#### SOURCE DATA ####

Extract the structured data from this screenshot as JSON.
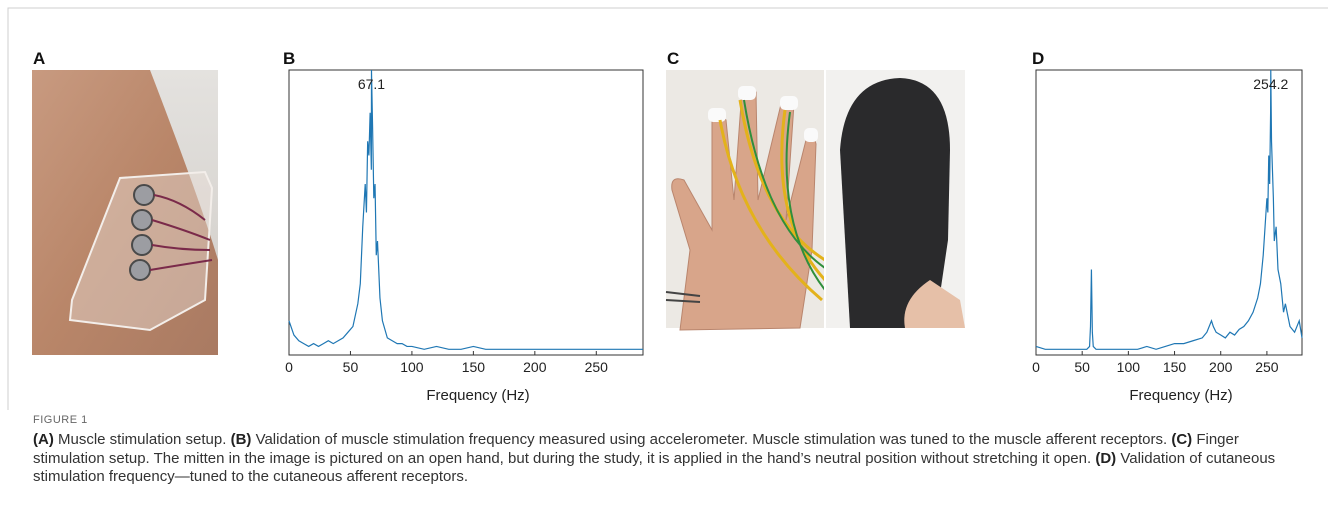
{
  "panels": [
    "A",
    "B",
    "C",
    "D"
  ],
  "chart_data": [
    {
      "type": "line",
      "xlabel": "Frequency (Hz)",
      "color": "#1f77b4",
      "xlim": [
        0,
        288
      ],
      "ylim": [
        0,
        1
      ],
      "xticks": [
        0,
        50,
        100,
        150,
        200,
        250
      ],
      "peak": 67.1,
      "x": [
        0,
        4,
        8,
        12,
        16,
        20,
        24,
        28,
        32,
        36,
        40,
        44,
        48,
        52,
        56,
        58,
        60,
        62,
        63,
        64,
        65,
        66,
        67,
        67.1,
        68,
        69,
        70,
        71,
        72,
        74,
        76,
        80,
        84,
        88,
        92,
        96,
        100,
        110,
        120,
        130,
        140,
        150,
        160,
        170,
        180,
        190,
        200,
        210,
        220,
        230,
        240,
        250,
        260,
        270,
        280,
        288
      ],
      "values": [
        0.12,
        0.07,
        0.05,
        0.04,
        0.03,
        0.04,
        0.03,
        0.04,
        0.05,
        0.04,
        0.05,
        0.06,
        0.08,
        0.1,
        0.18,
        0.25,
        0.45,
        0.6,
        0.5,
        0.75,
        0.7,
        0.85,
        0.65,
        1,
        0.8,
        0.55,
        0.6,
        0.35,
        0.4,
        0.2,
        0.12,
        0.06,
        0.05,
        0.04,
        0.04,
        0.03,
        0.03,
        0.02,
        0.03,
        0.02,
        0.02,
        0.03,
        0.02,
        0.02,
        0.02,
        0.02,
        0.02,
        0.02,
        0.02,
        0.02,
        0.02,
        0.02,
        0.02,
        0.02,
        0.02,
        0.02
      ]
    },
    {
      "type": "line",
      "xlabel": "Frequency (Hz)",
      "color": "#1f77b4",
      "xlim": [
        0,
        288
      ],
      "ylim": [
        0,
        1
      ],
      "xticks": [
        0,
        50,
        100,
        150,
        200,
        250
      ],
      "peak": 254.2,
      "x": [
        0,
        10,
        20,
        30,
        40,
        50,
        55,
        58,
        59,
        60,
        61,
        62,
        65,
        70,
        80,
        90,
        100,
        110,
        120,
        130,
        140,
        150,
        160,
        170,
        180,
        185,
        190,
        192,
        195,
        200,
        205,
        210,
        215,
        220,
        225,
        230,
        235,
        240,
        243,
        246,
        248,
        250,
        251,
        252,
        253,
        254,
        254.2,
        255,
        256,
        257,
        258,
        260,
        262,
        265,
        268,
        270,
        275,
        280,
        285,
        288
      ],
      "values": [
        0.03,
        0.02,
        0.02,
        0.02,
        0.02,
        0.02,
        0.02,
        0.03,
        0.1,
        0.3,
        0.08,
        0.03,
        0.02,
        0.02,
        0.02,
        0.02,
        0.02,
        0.02,
        0.03,
        0.02,
        0.03,
        0.04,
        0.04,
        0.05,
        0.06,
        0.08,
        0.12,
        0.1,
        0.08,
        0.07,
        0.06,
        0.08,
        0.07,
        0.09,
        0.1,
        0.12,
        0.15,
        0.2,
        0.25,
        0.35,
        0.45,
        0.55,
        0.5,
        0.7,
        0.6,
        0.85,
        1,
        0.75,
        0.65,
        0.55,
        0.4,
        0.45,
        0.3,
        0.25,
        0.15,
        0.18,
        0.1,
        0.08,
        0.12,
        0.06
      ]
    }
  ],
  "caption": {
    "label": "FIGURE 1",
    "parts": [
      {
        "tag": "(A)",
        "text": "Muscle stimulation setup."
      },
      {
        "tag": "(B)",
        "text": "Validation of muscle stimulation frequency measured using accelerometer. Muscle stimulation was tuned to the muscle afferent receptors."
      },
      {
        "tag": "(C)",
        "text": "Finger stimulation setup. The mitten in the image is pictured on an open hand, but during the study, it is applied in the hand’s neutral position without stretching it open."
      },
      {
        "tag": "(D)",
        "text": "Validation of cutaneous stimulation frequency—tuned to the cutaneous afferent receptors."
      }
    ]
  }
}
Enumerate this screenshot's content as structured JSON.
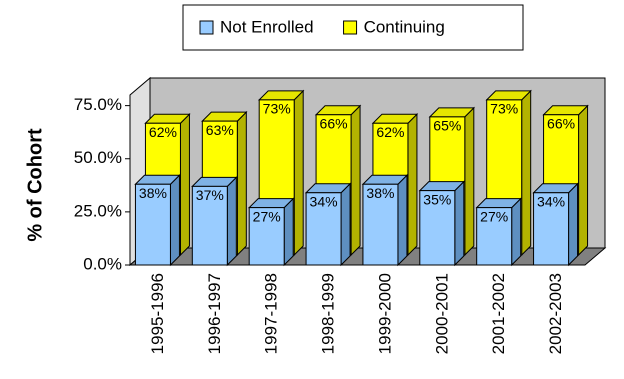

####

**TASK DIRECTIONS**
Read the entries above, then pull out the lines that include "text".

**REPLY**
        "text": "Muscle stimulation setup."
        "text": "Validation of muscle stimulation frequency measured using accelerometer. Muscle stimulation was tuned to the muscle afferent receptors."
        "text": "Finger stimulation setup. The mitten in the image is pictured on an open hand, but during the study, it is applied in the hand’s neutral position without stretching it open."
        "text": "Validation of cutaneous stimulation frequency—tuned to the cutaneous afferent receptors."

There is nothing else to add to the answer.